Pull every "무료배송" line out of the data below.

Material for this task:
————
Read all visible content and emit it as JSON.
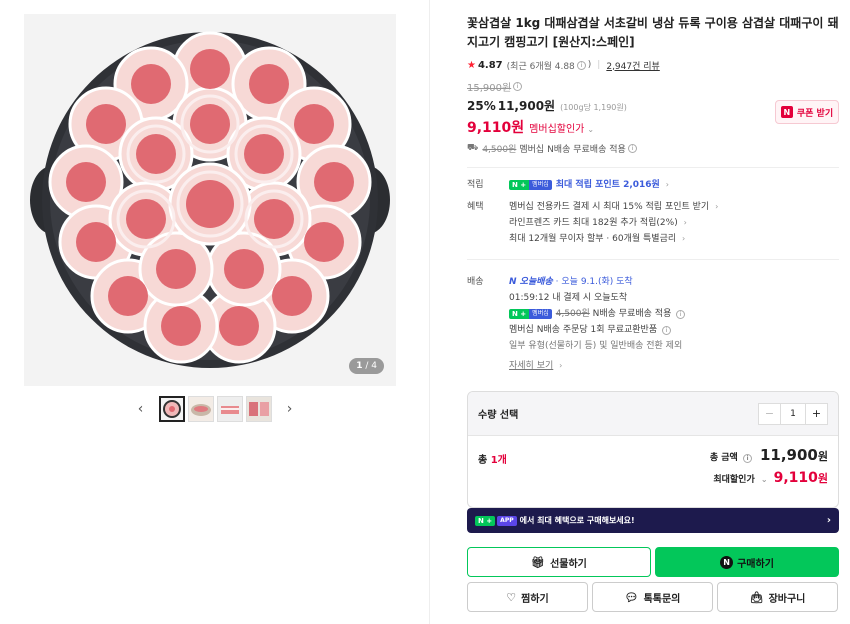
{
  "gallery": {
    "counter_current": "1",
    "counter_total": "/ 4",
    "prev_label": "‹",
    "next_label": "›"
  },
  "product": {
    "title": "꽃삼겹살 1kg 대패삼겹살 서초갈비 냉삼 듀록 구이용 삼겹살 대패구이 돼지고기 캠핑고기 [원산지:스페인]",
    "rating": "4.87",
    "recent_rating": "(최근 6개월 4.88",
    "recent_rating_close": ")",
    "review_count": "2,947건 리뷰",
    "original_price": "15,900원",
    "discount_rate": "25%",
    "sale_price": "11,900원",
    "unit_price": "(100g당 1,190원)",
    "member_price": "9,110원",
    "member_label": "멤버십할인가",
    "coupon_label": "쿠폰 받기",
    "coupon_badge": "N",
    "ship_original": "4,500원",
    "ship_summary": "멤버십 N배송 무료배송 적용"
  },
  "benefits": {
    "points_label": "적립",
    "points_badge_n": "N +",
    "points_badge_member": "멤버십",
    "points_text": "최대 적립 포인트 2,016원",
    "benefit_label": "혜택",
    "benefit_lines": [
      "멤버십 전용카드 결제 시 최대 15% 적립 포인트 받기",
      "라인프렌즈 카드 최대 182원 추가 적립(2%)",
      "최대 12개월 무이자 할부 · 60개월 특별금리"
    ]
  },
  "delivery": {
    "label": "배송",
    "today_badge": "N 오늘배송",
    "today_text": "· 오늘 9.1.(화) 도착",
    "countdown": "01:59:12  내 결제 시 오늘도착",
    "member_badge_n": "N +",
    "member_badge": "멤버십",
    "ship_original": "4,500원",
    "ship_text": "N배송 무료배송 적용",
    "return_text": "멤버십 N배송 주문당 1회 무료교환반품",
    "exclude_text": "일부 유형(선물하기 등) 및 일반배송 전환 제외",
    "more_link": "자세히 보기"
  },
  "quantity": {
    "label": "수량 선택",
    "value": "1",
    "minus": "−",
    "plus": "+",
    "total_prefix": "총 ",
    "total_count": "1개",
    "total_amount_label": "총 금액",
    "total_amount": "11,900",
    "total_amount_won": "원",
    "max_discount_label": "최대할인가",
    "max_discount": "9,110",
    "max_discount_won": "원"
  },
  "app_banner": {
    "n_badge": "N +",
    "app_tag": "APP",
    "text": "에서 최대 혜택으로 구매해보세요!"
  },
  "actions": {
    "gift": "선물하기",
    "buy": "구매하기",
    "wish": "찜하기",
    "talk": "톡톡문의",
    "cart": "장바구니"
  },
  "colors": {
    "brand_green": "#03c75a",
    "accent_red": "#e3003b",
    "blue": "#3b5bdb",
    "banner_navy": "#1d1a4d"
  }
}
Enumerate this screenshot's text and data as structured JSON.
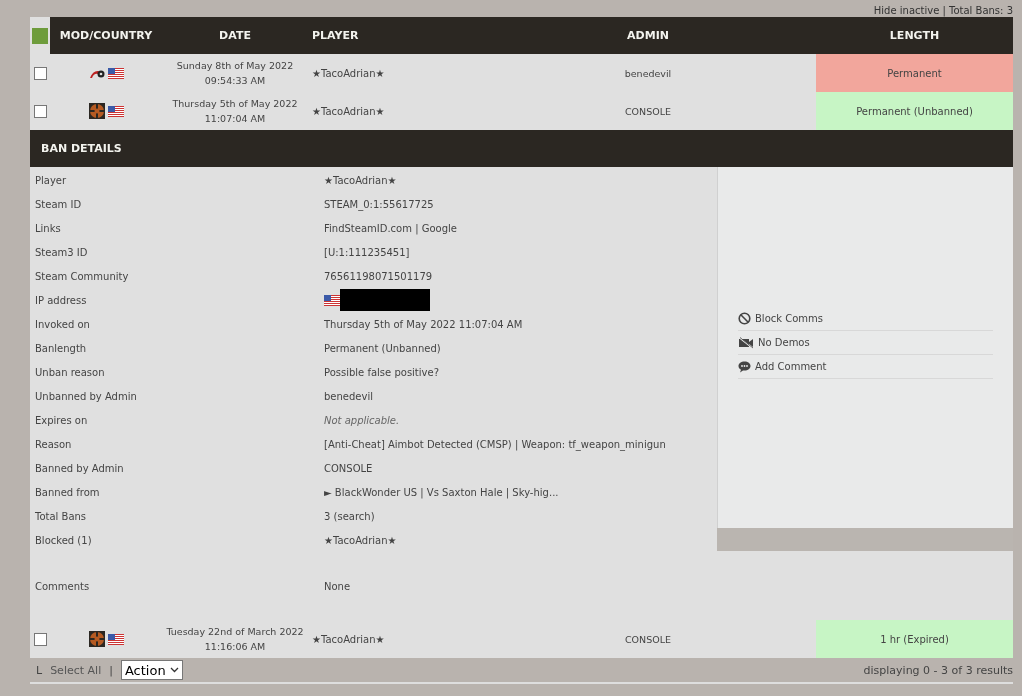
{
  "top_links": "Hide inactive | Total Bans: 3",
  "table": {
    "columns": [
      "MOD/COUNTRY",
      "DATE",
      "PLAYER",
      "ADMIN",
      "LENGTH"
    ],
    "rows": [
      {
        "checked": false,
        "kind": "generic",
        "date": "Sunday 8th of May 2022 09:54:33 AM",
        "player": "★TacoAdrian★",
        "admin": "benedevil",
        "length": "Permanent",
        "color": "#f2a69c"
      },
      {
        "checked": false,
        "kind": "tf2",
        "date": "Thursday 5th of May 2022 11:07:04 AM",
        "player": "★TacoAdrian★",
        "admin": "CONSOLE",
        "length": "Permanent (Unbanned)",
        "color": "#c7f5c5"
      }
    ]
  },
  "ban_details": {
    "title": "BAN DETAILS",
    "fields": [
      {
        "label": "Player",
        "kind": "text",
        "value": "★TacoAdrian★"
      },
      {
        "label": "Steam ID",
        "kind": "text",
        "value": "STEAM_0:1:55617725"
      },
      {
        "label": "Links",
        "kind": "text",
        "value": "FindSteamID.com | Google"
      },
      {
        "label": "Steam3 ID",
        "kind": "text",
        "value": "[U:1:111235451]"
      },
      {
        "label": "Steam Community",
        "kind": "text",
        "value": "76561198071501179"
      },
      {
        "label": "IP address",
        "kind": "ip"
      },
      {
        "label": "Invoked on",
        "kind": "text",
        "value": "Thursday 5th of May 2022 11:07:04 AM"
      },
      {
        "label": "Banlength",
        "kind": "text",
        "value": "Permanent (Unbanned)"
      },
      {
        "label": "Unban reason",
        "kind": "text",
        "value": "Possible false positive?"
      },
      {
        "label": "Unbanned by Admin",
        "kind": "text",
        "value": "benedevil"
      },
      {
        "label": "Expires on",
        "kind": "muted",
        "value": "Not applicable."
      },
      {
        "label": "Reason",
        "kind": "text",
        "value": "[Anti-Cheat] Aimbot Detected (CMSP) | Weapon: tf_weapon_minigun"
      },
      {
        "label": "Banned by Admin",
        "kind": "text",
        "value": "CONSOLE"
      },
      {
        "label": "Banned from",
        "kind": "text",
        "value": "► BlackWonder US | Vs Saxton Hale | Sky-hig..."
      },
      {
        "label": "Total Bans",
        "kind": "text",
        "value": "3 (search)"
      },
      {
        "label": "Blocked (1)",
        "kind": "text",
        "value": "★TacoAdrian★"
      }
    ],
    "comments": {
      "label": "Comments",
      "value": "None"
    },
    "actions": [
      {
        "kind": "block",
        "label": "Block Comms"
      },
      {
        "kind": "no-video",
        "label": "No Demos"
      },
      {
        "kind": "comment",
        "label": "Add Comment"
      }
    ]
  },
  "last_row": {
    "checked": false,
    "kind": "tf2",
    "date": "Tuesday 22nd of March 2022 11:16:06 AM",
    "player": "★TacoAdrian★",
    "admin": "CONSOLE",
    "length": "1 hr (Expired)",
    "color": "#c7f5c5"
  },
  "footer": {
    "marker": "L",
    "select_all": "Select All",
    "separator": "|",
    "action": "Action",
    "results": "displaying 0 - 3 of 3 results"
  }
}
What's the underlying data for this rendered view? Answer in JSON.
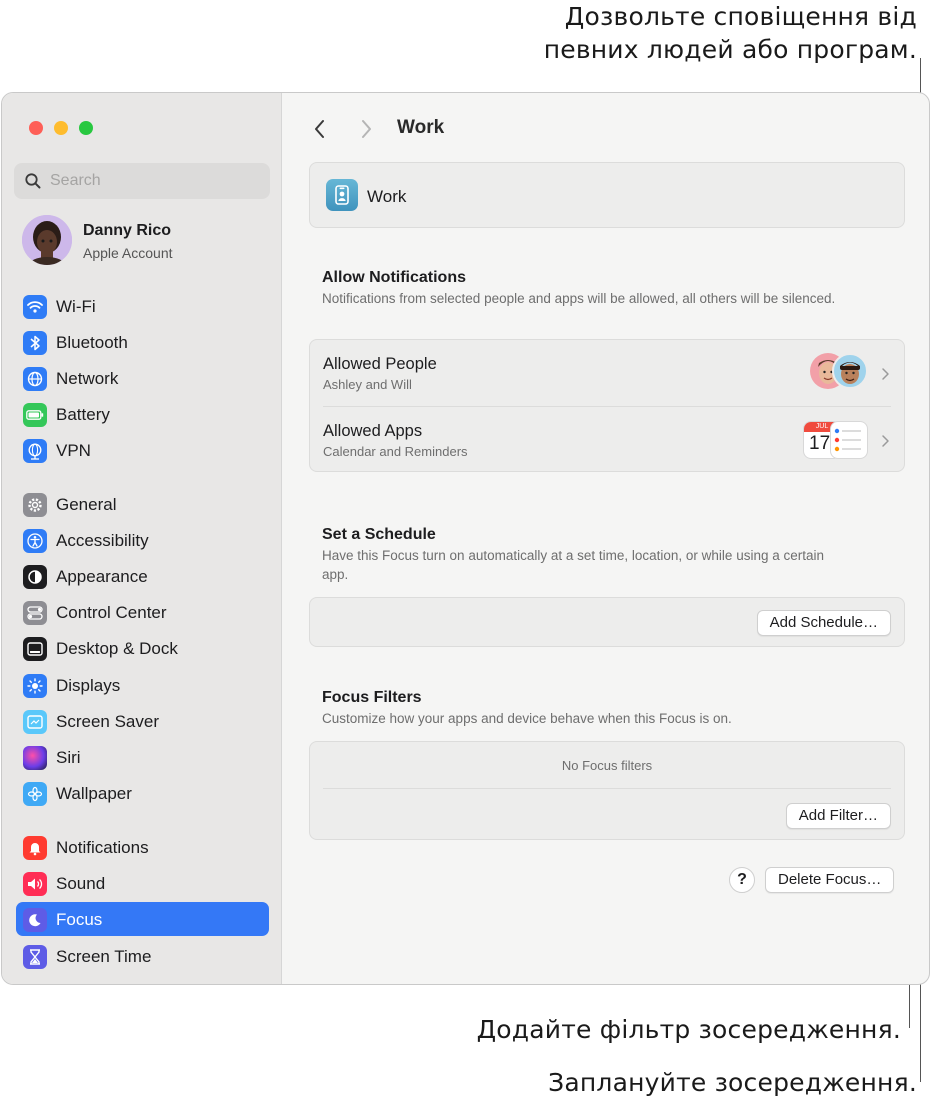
{
  "callouts": {
    "allow_line1": "Дозвольте сповіщення від",
    "allow_line2": "певних людей або програм.",
    "filter": "Додайте фільтр зосередження.",
    "schedule": "Заплануйте зосередження."
  },
  "search": {
    "placeholder": "Search"
  },
  "account": {
    "name": "Danny Rico",
    "subtitle": "Apple Account"
  },
  "sidebar": {
    "items": [
      {
        "label": "Wi-Fi",
        "icon": "wifi-icon",
        "color": "#2f7cf6"
      },
      {
        "label": "Bluetooth",
        "icon": "bluetooth-icon",
        "color": "#2f7cf6"
      },
      {
        "label": "Network",
        "icon": "globe-icon",
        "color": "#2f7cf6"
      },
      {
        "label": "Battery",
        "icon": "battery-icon",
        "color": "#34c759"
      },
      {
        "label": "VPN",
        "icon": "vpn-globe-icon",
        "color": "#2f7cf6"
      },
      {
        "label": "General",
        "icon": "gear-icon",
        "color": "#8e8e93"
      },
      {
        "label": "Accessibility",
        "icon": "accessibility-icon",
        "color": "#2f7cf6"
      },
      {
        "label": "Appearance",
        "icon": "appearance-icon",
        "color": "#1d1d1f"
      },
      {
        "label": "Control Center",
        "icon": "control-center-icon",
        "color": "#8e8e93"
      },
      {
        "label": "Desktop & Dock",
        "icon": "dock-icon",
        "color": "#1d1d1f"
      },
      {
        "label": "Displays",
        "icon": "sun-icon",
        "color": "#2f7cf6"
      },
      {
        "label": "Screen Saver",
        "icon": "screen-saver-icon",
        "color": "#5ac8fa"
      },
      {
        "label": "Siri",
        "icon": "siri-icon",
        "color": "#6a3de8"
      },
      {
        "label": "Wallpaper",
        "icon": "flower-icon",
        "color": "#3fa9f5"
      },
      {
        "label": "Notifications",
        "icon": "bell-icon",
        "color": "#ff3b30"
      },
      {
        "label": "Sound",
        "icon": "speaker-icon",
        "color": "#ff2d55"
      },
      {
        "label": "Focus",
        "icon": "moon-icon",
        "color": "#5e5ce6"
      },
      {
        "label": "Screen Time",
        "icon": "hourglass-icon",
        "color": "#5e5ce6"
      }
    ],
    "selected": "Focus"
  },
  "main": {
    "title": "Work",
    "focus_name": "Work",
    "allow": {
      "title": "Allow Notifications",
      "description": "Notifications from selected people and apps will be allowed, all others will be silenced.",
      "people_title": "Allowed People",
      "people_sub": "Ashley and Will",
      "apps_title": "Allowed Apps",
      "apps_sub": "Calendar and Reminders",
      "calendar_month": "JUL",
      "calendar_day": "17"
    },
    "schedule": {
      "title": "Set a Schedule",
      "description": "Have this Focus turn on automatically at a set time, location, or while using a certain app.",
      "button": "Add Schedule…"
    },
    "filters": {
      "title": "Focus Filters",
      "description": "Customize how your apps and device behave when this Focus is on.",
      "empty": "No Focus filters",
      "button": "Add Filter…"
    },
    "help": "?",
    "delete_button": "Delete Focus…"
  }
}
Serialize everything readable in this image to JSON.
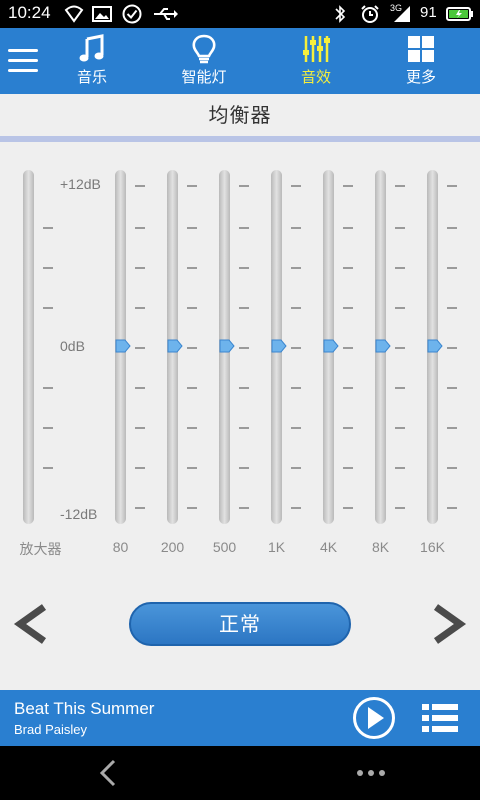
{
  "status_bar": {
    "time": "10:24",
    "network": "3G",
    "battery": "91"
  },
  "nav": {
    "tabs": [
      {
        "label": "音乐",
        "icon": "music-note-icon"
      },
      {
        "label": "智能灯",
        "icon": "light-bulb-icon"
      },
      {
        "label": "音效",
        "icon": "sliders-icon",
        "active": true
      },
      {
        "label": "更多",
        "icon": "grid-icon"
      }
    ],
    "active_color": "#f6ef3c"
  },
  "page": {
    "title": "均衡器"
  },
  "equalizer": {
    "db_labels": [
      "+12dB",
      "0dB",
      "-12dB"
    ],
    "bands": [
      {
        "label": "放大器",
        "gain_db": 0
      },
      {
        "label": "80",
        "gain_db": 0
      },
      {
        "label": "200",
        "gain_db": 0
      },
      {
        "label": "500",
        "gain_db": 0
      },
      {
        "label": "1K",
        "gain_db": 0
      },
      {
        "label": "4K",
        "gain_db": 0
      },
      {
        "label": "8K",
        "gain_db": 0
      },
      {
        "label": "16K",
        "gain_db": 0
      }
    ]
  },
  "preset": {
    "label": "正常"
  },
  "player": {
    "song": "Beat This Summer",
    "artist": "Brad Paisley"
  },
  "colors": {
    "primary": "#2a7fd0",
    "active_tab": "#f6ef3c",
    "background": "#efefef"
  }
}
————
Full output:
    "ship_summary": "멤버십 N배송 무료배송 적용"
    "ship_text": "N배송 무료배송 적용",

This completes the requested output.